* _Data to use_
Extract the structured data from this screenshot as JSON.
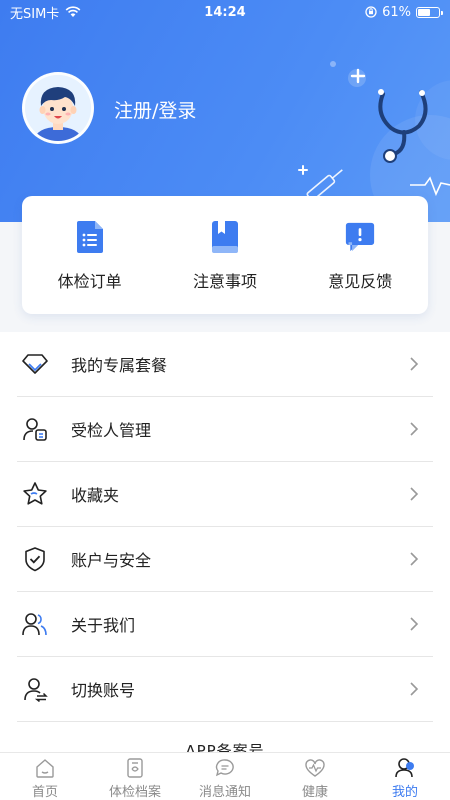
{
  "status_bar": {
    "carrier": "无SIM卡",
    "time": "14:24",
    "battery": "61%",
    "battery_level": 0.61
  },
  "profile": {
    "login_text": "注册/登录"
  },
  "quick_actions": [
    {
      "label": "体检订单",
      "icon": "document-list-icon"
    },
    {
      "label": "注意事项",
      "icon": "book-icon"
    },
    {
      "label": "意见反馈",
      "icon": "feedback-alert-icon"
    }
  ],
  "menu": [
    {
      "label": "我的专属套餐",
      "icon": "diamond-icon"
    },
    {
      "label": "受检人管理",
      "icon": "person-card-icon"
    },
    {
      "label": "收藏夹",
      "icon": "star-icon"
    },
    {
      "label": "账户与安全",
      "icon": "shield-check-icon"
    },
    {
      "label": "关于我们",
      "icon": "people-icon"
    },
    {
      "label": "切换账号",
      "icon": "switch-user-icon"
    }
  ],
  "footer_partial_text": "APP备案号",
  "tabbar": [
    {
      "label": "首页",
      "icon": "home-icon",
      "active": false
    },
    {
      "label": "体检档案",
      "icon": "record-icon",
      "active": false
    },
    {
      "label": "消息通知",
      "icon": "message-icon",
      "active": false
    },
    {
      "label": "健康",
      "icon": "heart-pulse-icon",
      "active": false
    },
    {
      "label": "我的",
      "icon": "user-icon",
      "active": true
    }
  ],
  "colors": {
    "primary": "#3e7cf0",
    "header_gradient_end": "#5b9af7",
    "tab_inactive": "#8a8a8a"
  }
}
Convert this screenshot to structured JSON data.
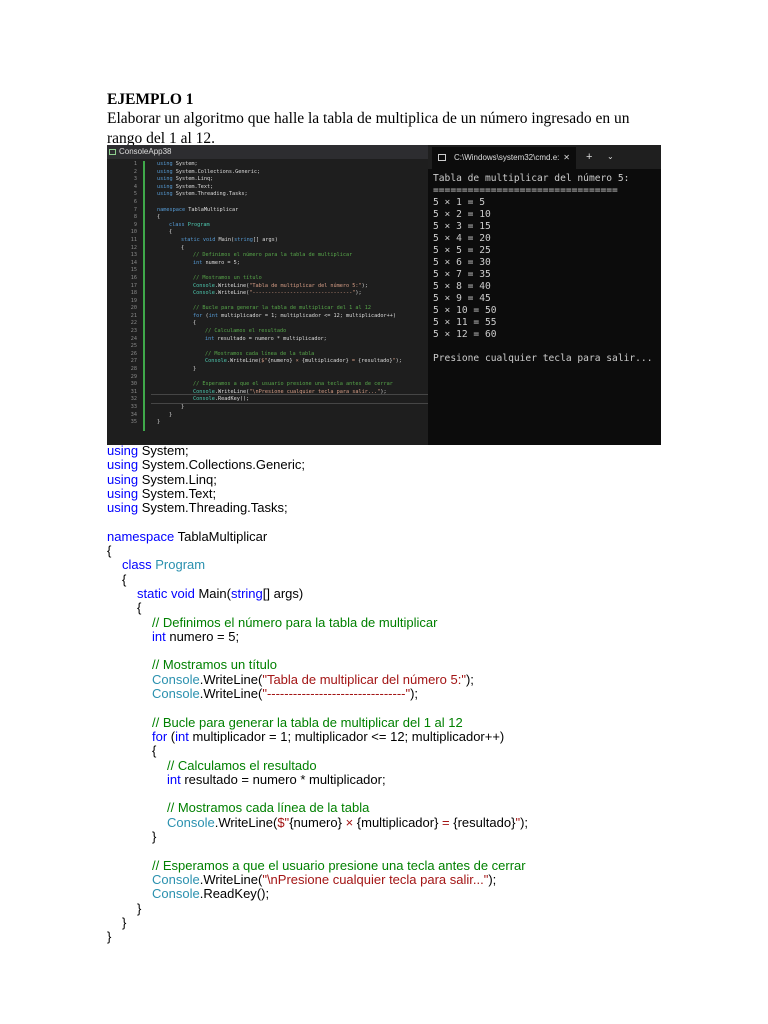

* _Task statement_
In the lines above, find each one with "this" and list it.

* _Solved problem_
Extract the structured data from this screenshot as JSON.
Convert this screenshot to structured JSON data.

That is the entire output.